• What this task involves: Identify every line in the records below that contains the word "JSON", and reproduce each one.

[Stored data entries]
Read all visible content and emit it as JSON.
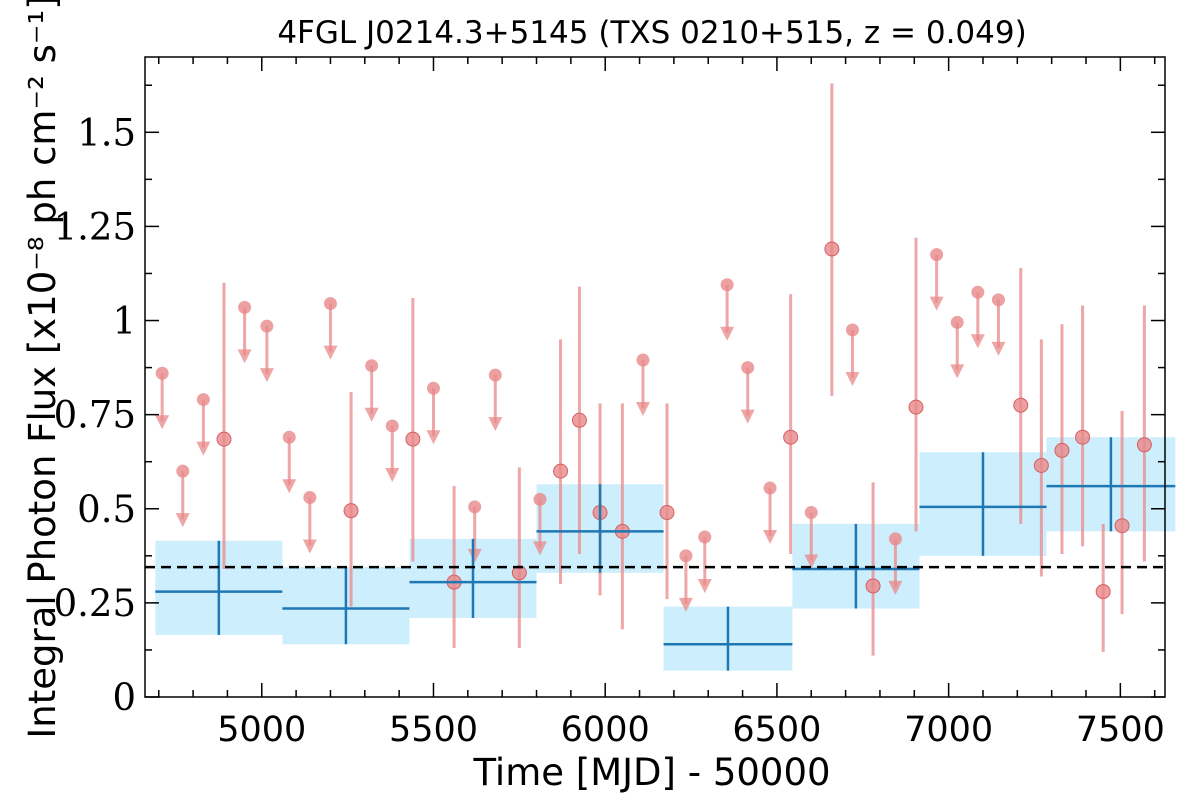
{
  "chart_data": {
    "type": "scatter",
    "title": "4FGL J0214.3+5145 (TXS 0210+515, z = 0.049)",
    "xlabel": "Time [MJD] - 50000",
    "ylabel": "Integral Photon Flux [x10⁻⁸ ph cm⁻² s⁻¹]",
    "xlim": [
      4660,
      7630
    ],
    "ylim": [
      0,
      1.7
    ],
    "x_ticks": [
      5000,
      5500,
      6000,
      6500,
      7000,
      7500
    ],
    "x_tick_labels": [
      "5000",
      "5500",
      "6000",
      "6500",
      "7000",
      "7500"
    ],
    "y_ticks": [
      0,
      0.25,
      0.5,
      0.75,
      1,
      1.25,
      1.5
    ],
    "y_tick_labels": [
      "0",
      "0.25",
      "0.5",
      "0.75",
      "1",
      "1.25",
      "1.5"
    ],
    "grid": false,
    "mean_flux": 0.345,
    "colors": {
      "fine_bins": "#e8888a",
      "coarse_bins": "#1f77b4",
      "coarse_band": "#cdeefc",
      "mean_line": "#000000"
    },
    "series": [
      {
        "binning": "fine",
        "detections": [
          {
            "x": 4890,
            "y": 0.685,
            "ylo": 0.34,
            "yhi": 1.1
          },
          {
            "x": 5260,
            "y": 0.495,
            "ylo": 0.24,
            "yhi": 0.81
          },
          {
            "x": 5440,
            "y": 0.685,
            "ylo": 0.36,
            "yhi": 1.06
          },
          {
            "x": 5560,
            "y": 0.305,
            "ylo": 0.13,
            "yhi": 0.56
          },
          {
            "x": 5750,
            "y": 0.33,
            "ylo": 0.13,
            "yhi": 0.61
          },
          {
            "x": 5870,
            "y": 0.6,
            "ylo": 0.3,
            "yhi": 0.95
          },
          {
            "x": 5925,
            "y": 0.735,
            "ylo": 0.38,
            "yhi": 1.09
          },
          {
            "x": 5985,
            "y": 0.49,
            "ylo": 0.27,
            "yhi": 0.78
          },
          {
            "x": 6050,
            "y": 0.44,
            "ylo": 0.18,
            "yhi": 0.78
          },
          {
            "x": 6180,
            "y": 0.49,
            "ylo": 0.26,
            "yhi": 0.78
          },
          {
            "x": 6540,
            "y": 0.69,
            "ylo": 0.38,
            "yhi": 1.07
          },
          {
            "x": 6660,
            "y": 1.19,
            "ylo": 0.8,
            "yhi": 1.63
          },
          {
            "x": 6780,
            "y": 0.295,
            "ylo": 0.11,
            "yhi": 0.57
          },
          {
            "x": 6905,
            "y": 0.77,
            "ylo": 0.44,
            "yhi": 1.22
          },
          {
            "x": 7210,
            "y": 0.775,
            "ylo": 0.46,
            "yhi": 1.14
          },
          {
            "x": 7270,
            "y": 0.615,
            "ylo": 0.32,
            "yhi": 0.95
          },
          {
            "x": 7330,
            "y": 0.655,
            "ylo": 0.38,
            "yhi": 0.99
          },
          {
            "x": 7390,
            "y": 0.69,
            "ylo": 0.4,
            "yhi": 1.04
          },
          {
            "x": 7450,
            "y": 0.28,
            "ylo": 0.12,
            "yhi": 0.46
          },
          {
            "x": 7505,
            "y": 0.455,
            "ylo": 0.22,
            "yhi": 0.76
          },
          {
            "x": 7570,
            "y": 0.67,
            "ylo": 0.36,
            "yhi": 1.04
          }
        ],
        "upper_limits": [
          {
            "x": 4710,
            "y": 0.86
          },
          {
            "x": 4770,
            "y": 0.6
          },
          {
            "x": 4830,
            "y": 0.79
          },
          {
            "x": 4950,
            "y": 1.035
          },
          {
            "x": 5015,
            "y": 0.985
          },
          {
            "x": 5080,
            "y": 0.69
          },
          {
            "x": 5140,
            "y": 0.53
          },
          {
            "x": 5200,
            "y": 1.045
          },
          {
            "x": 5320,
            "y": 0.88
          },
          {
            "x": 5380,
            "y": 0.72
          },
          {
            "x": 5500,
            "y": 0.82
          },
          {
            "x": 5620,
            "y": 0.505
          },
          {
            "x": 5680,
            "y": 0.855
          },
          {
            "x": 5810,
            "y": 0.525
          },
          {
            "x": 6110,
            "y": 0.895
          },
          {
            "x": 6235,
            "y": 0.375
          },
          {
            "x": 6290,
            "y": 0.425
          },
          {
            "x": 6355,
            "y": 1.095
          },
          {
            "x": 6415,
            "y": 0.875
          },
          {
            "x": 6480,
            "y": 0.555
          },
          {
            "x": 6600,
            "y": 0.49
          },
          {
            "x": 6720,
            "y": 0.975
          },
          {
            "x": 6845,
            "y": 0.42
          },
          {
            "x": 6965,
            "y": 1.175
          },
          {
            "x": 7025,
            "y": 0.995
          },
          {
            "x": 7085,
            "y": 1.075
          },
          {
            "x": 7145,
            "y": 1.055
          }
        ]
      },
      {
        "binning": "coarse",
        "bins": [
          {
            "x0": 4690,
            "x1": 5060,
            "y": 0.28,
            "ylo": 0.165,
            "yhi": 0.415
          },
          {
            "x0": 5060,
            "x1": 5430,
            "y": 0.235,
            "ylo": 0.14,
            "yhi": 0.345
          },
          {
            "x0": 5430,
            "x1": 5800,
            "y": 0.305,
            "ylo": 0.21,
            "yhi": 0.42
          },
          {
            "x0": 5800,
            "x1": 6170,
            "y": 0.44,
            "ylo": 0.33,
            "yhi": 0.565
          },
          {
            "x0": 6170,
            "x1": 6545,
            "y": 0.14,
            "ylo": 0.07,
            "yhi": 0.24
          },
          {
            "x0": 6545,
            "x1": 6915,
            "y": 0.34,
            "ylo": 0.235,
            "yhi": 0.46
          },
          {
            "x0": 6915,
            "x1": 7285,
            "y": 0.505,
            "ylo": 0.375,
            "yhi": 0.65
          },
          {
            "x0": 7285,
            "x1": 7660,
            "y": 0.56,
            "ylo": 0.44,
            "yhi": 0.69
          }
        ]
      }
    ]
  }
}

--

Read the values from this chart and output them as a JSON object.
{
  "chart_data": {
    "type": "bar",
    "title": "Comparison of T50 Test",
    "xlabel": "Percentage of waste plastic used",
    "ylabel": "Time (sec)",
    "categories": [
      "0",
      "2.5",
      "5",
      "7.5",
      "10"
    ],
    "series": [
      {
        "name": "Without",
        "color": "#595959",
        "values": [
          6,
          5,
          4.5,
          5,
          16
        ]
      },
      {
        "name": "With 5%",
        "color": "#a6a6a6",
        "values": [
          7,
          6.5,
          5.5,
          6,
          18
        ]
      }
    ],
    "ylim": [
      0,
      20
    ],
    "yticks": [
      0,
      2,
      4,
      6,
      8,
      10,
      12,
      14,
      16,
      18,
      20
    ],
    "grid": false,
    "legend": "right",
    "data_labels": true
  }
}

• In response:
Read all visible content and emit it as JSON.
Read the values from this chart and output them as a JSON object.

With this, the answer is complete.